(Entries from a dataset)
(begin)

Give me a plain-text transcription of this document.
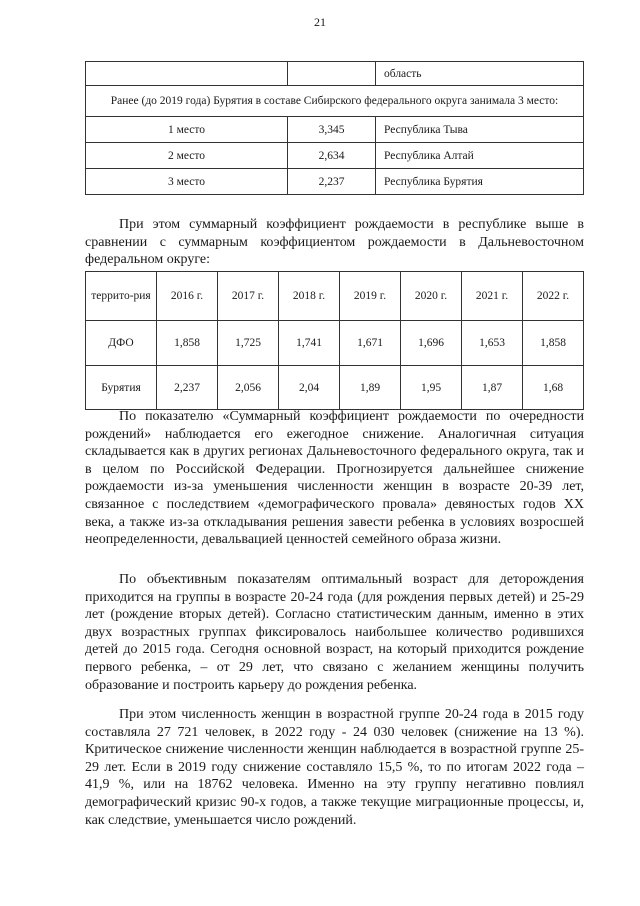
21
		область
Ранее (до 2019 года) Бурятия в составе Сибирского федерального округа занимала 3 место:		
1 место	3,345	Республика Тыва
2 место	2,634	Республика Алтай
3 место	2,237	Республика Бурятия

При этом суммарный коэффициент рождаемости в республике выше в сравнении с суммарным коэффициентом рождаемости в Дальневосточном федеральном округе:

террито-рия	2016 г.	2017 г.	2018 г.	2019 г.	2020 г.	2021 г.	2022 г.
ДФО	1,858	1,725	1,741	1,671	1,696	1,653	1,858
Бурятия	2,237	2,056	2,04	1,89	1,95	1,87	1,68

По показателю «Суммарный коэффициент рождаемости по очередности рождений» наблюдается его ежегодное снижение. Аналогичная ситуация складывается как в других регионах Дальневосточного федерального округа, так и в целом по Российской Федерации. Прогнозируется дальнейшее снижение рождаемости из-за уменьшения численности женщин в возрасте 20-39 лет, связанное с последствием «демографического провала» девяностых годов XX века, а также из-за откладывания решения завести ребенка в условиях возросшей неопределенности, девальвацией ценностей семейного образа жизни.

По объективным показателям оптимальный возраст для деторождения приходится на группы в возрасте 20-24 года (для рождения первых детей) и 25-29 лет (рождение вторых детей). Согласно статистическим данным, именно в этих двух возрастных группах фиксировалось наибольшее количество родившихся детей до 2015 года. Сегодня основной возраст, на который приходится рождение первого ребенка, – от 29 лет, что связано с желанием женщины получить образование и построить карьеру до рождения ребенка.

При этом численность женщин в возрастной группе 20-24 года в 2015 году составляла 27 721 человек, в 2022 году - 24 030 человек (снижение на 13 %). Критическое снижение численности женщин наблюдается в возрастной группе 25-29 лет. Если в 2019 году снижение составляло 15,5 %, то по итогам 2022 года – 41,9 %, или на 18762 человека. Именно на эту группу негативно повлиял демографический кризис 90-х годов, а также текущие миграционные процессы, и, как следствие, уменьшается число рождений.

(end)
(begin)

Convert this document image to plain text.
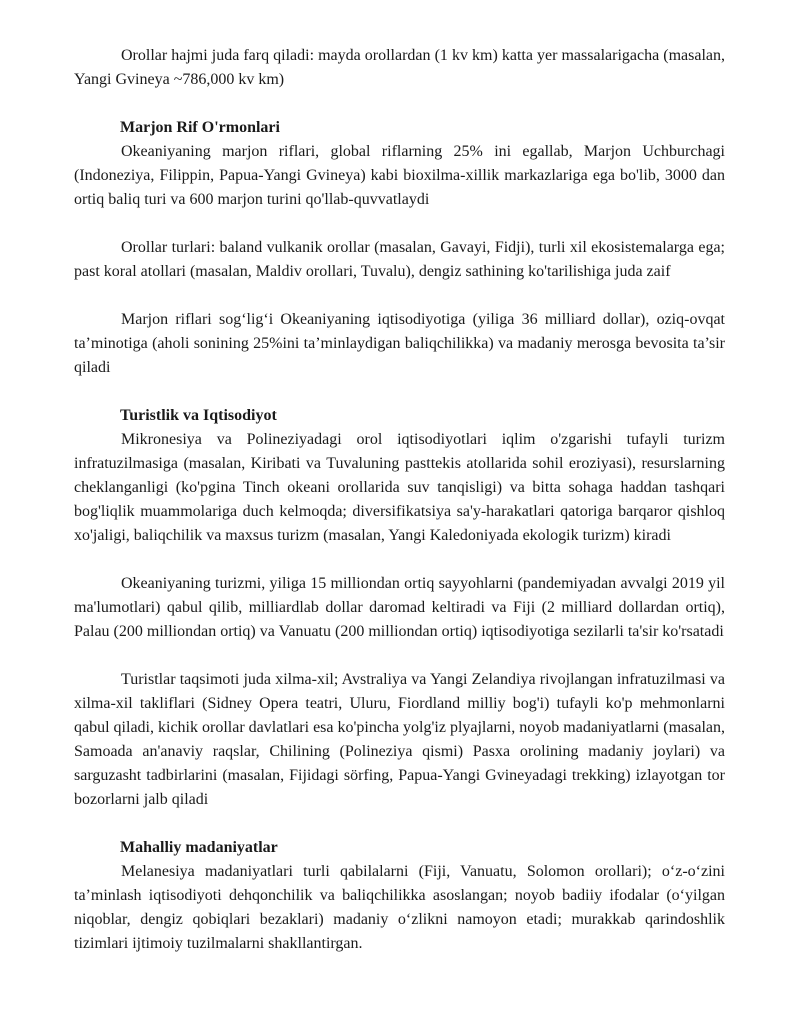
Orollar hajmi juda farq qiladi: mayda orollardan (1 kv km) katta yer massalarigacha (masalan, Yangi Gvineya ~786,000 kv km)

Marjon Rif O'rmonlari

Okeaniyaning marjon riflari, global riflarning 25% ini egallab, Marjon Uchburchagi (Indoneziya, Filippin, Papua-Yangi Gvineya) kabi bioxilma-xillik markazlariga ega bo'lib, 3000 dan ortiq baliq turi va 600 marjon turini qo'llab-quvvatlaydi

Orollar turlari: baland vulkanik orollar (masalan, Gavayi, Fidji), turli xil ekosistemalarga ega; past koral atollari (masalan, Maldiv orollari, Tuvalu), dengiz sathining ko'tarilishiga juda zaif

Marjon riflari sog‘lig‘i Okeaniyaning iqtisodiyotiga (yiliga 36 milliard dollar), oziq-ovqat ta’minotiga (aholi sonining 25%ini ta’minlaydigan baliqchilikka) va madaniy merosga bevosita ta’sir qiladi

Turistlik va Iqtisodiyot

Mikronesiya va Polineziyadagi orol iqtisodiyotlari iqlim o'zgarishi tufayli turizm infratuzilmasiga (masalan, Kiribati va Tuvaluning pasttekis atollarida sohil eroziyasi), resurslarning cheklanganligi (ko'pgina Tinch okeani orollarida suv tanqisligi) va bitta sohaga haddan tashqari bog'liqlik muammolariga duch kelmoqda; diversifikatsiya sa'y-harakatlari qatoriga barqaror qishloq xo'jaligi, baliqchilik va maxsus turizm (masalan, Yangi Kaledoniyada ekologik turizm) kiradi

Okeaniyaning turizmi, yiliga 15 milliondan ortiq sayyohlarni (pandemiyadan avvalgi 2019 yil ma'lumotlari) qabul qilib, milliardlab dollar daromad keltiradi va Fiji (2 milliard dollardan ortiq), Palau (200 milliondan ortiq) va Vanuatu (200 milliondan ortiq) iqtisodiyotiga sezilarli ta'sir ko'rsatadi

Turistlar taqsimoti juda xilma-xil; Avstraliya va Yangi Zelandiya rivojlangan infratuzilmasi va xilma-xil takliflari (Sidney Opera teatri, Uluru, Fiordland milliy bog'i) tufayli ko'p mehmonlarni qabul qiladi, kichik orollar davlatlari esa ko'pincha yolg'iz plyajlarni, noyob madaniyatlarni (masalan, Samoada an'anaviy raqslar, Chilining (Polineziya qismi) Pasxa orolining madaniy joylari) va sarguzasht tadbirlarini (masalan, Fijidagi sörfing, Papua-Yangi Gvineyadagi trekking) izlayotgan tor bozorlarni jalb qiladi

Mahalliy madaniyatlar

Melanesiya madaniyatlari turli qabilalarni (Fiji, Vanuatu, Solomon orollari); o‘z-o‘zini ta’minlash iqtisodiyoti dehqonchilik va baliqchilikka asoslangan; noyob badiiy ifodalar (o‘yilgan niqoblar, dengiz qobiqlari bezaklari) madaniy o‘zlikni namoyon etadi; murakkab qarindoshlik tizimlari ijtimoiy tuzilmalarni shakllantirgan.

(end)
(begin)

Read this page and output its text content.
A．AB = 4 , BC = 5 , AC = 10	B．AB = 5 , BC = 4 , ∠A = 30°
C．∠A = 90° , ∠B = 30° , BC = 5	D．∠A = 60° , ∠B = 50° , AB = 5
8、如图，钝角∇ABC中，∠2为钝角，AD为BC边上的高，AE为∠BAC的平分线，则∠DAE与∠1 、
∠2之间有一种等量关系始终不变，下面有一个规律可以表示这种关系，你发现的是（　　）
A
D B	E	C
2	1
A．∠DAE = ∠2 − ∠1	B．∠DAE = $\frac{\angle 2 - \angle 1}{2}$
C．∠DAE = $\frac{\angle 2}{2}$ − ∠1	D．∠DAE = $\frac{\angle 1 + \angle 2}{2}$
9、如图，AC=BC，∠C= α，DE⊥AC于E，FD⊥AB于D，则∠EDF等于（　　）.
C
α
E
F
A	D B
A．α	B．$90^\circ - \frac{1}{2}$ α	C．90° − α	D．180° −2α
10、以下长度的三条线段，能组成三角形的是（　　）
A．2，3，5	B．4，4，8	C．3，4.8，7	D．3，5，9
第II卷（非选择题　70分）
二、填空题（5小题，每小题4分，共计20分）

(end)

• Directive:
Identify the lines of the data that contain the word "frac". Copy each of them.

• Written answer:
A．∠DAE = ∠2 − ∠1	B．∠DAE = $\frac{\angle 2 - \angle 1}{2}$
C．∠DAE = $\frac{\angle 2}{2}$ − ∠1	D．∠DAE = $\frac{\angle 1 + \angle 2}{2}$
A．α	B．$90^\circ - \frac{1}{2}$ α	C．90° − α	D．180° −2α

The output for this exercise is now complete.